● Exercise goal
Report how many lines of the entries below contain the word "close", and nothing more.

##### Dataset #####

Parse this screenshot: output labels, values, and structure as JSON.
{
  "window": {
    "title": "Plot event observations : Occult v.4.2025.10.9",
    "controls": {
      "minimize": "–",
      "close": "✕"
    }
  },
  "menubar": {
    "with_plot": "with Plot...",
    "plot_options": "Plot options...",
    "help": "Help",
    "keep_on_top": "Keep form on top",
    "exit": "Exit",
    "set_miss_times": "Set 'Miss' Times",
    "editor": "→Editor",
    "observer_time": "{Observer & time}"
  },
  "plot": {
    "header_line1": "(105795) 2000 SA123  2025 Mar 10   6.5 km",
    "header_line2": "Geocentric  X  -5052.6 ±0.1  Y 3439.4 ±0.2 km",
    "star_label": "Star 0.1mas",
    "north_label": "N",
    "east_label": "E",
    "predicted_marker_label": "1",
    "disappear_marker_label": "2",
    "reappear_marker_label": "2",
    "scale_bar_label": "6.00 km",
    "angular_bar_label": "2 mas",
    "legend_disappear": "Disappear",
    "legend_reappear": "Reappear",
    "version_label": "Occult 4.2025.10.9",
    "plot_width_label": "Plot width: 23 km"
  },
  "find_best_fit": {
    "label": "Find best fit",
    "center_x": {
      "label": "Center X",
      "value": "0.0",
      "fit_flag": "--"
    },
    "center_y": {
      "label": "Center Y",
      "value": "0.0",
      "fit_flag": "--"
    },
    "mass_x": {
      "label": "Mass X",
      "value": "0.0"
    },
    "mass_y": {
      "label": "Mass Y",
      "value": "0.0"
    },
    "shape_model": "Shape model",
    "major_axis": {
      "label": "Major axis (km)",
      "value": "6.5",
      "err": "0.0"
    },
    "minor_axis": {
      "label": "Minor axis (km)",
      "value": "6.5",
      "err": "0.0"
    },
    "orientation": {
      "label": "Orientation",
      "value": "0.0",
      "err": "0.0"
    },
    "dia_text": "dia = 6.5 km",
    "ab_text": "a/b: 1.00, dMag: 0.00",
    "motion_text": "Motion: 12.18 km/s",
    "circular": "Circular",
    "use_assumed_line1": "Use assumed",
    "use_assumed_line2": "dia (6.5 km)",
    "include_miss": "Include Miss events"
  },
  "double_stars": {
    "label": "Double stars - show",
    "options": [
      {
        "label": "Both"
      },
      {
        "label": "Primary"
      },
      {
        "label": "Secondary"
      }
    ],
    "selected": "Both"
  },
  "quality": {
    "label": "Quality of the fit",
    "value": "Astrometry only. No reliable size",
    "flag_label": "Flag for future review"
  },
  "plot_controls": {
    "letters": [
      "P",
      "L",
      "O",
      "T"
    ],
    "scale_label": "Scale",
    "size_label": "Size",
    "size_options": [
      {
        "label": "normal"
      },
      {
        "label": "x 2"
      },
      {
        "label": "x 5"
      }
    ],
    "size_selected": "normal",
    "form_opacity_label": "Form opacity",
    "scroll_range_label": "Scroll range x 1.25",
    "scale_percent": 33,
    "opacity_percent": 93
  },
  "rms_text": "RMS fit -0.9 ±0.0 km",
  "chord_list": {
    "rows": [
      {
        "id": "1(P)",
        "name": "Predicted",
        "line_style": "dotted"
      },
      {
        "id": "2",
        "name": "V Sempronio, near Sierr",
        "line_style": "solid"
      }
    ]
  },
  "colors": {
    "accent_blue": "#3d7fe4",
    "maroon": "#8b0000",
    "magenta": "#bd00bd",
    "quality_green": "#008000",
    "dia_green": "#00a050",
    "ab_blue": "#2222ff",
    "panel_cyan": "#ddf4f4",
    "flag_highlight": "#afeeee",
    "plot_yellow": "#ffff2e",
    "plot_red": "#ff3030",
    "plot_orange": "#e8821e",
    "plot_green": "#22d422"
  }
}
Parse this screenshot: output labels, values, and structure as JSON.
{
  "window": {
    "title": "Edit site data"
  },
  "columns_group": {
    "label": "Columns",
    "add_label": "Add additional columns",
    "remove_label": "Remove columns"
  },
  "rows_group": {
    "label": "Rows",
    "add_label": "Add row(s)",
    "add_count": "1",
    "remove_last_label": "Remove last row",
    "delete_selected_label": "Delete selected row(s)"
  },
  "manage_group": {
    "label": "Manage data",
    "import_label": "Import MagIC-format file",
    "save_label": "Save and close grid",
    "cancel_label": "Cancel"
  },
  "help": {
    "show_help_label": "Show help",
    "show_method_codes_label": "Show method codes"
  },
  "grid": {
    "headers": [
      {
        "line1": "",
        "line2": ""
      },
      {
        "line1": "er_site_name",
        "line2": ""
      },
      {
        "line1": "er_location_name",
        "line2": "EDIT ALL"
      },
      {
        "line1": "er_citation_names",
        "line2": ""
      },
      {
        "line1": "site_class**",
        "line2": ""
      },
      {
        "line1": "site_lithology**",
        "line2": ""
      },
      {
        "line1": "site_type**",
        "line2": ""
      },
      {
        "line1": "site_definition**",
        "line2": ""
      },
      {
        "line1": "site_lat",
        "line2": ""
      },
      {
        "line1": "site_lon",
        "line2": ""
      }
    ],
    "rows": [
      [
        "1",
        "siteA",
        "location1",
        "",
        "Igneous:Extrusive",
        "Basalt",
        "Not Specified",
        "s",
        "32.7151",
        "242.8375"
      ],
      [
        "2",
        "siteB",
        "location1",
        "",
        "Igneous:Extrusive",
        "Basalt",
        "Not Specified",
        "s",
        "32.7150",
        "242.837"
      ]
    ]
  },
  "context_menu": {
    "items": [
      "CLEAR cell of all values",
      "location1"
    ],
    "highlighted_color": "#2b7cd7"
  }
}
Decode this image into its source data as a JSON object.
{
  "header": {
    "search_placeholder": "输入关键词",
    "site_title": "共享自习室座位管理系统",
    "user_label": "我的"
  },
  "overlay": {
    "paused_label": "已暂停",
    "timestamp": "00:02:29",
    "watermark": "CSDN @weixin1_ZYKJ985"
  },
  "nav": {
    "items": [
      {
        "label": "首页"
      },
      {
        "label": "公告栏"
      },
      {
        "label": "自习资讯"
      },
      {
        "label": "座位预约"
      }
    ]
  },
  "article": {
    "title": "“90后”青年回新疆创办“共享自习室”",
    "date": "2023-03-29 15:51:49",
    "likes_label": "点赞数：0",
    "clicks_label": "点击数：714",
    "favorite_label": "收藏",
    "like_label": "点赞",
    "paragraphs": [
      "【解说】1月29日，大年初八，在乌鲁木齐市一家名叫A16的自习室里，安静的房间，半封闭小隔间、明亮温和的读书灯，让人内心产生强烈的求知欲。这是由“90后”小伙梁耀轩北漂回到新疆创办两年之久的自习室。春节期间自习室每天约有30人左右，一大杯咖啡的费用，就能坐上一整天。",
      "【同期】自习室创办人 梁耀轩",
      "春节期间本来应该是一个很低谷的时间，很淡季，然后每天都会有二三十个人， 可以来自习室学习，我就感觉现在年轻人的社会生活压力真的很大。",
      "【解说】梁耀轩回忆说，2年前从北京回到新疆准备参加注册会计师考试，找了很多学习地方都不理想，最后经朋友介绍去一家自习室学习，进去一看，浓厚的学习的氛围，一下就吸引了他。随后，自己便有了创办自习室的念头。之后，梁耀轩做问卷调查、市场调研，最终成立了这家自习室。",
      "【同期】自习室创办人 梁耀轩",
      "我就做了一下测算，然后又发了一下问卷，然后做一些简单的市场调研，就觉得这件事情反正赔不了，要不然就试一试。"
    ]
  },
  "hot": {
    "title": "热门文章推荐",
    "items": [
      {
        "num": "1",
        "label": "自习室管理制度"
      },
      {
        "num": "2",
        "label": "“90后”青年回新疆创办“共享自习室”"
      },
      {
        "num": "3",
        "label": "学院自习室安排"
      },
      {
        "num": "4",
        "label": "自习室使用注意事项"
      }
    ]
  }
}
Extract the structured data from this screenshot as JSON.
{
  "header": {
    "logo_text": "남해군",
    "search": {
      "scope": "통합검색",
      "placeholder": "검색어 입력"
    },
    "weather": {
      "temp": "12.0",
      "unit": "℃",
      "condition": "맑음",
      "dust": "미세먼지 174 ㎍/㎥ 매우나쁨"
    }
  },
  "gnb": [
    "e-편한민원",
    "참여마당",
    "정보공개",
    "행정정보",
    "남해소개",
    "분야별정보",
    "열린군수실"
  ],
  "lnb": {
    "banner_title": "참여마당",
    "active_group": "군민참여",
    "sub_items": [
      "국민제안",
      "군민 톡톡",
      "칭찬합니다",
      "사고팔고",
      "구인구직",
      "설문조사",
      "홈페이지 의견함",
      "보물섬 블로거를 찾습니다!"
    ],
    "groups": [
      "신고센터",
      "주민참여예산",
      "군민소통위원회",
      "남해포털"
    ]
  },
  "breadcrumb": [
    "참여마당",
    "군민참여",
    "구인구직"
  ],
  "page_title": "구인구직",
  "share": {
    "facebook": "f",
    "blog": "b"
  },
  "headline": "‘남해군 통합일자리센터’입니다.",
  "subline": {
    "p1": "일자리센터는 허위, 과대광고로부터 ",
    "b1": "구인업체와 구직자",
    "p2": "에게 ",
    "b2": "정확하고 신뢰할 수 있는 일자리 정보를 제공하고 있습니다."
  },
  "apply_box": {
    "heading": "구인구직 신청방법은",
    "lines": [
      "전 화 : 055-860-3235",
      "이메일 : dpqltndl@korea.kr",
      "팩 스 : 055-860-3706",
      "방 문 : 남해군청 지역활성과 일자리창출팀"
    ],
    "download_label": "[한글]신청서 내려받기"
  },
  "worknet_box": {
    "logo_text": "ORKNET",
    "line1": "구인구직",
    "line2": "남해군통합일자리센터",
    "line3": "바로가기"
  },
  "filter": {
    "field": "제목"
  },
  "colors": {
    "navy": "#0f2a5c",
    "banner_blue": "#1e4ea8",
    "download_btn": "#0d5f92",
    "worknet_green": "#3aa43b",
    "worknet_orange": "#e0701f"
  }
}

#####

● Output of the task
2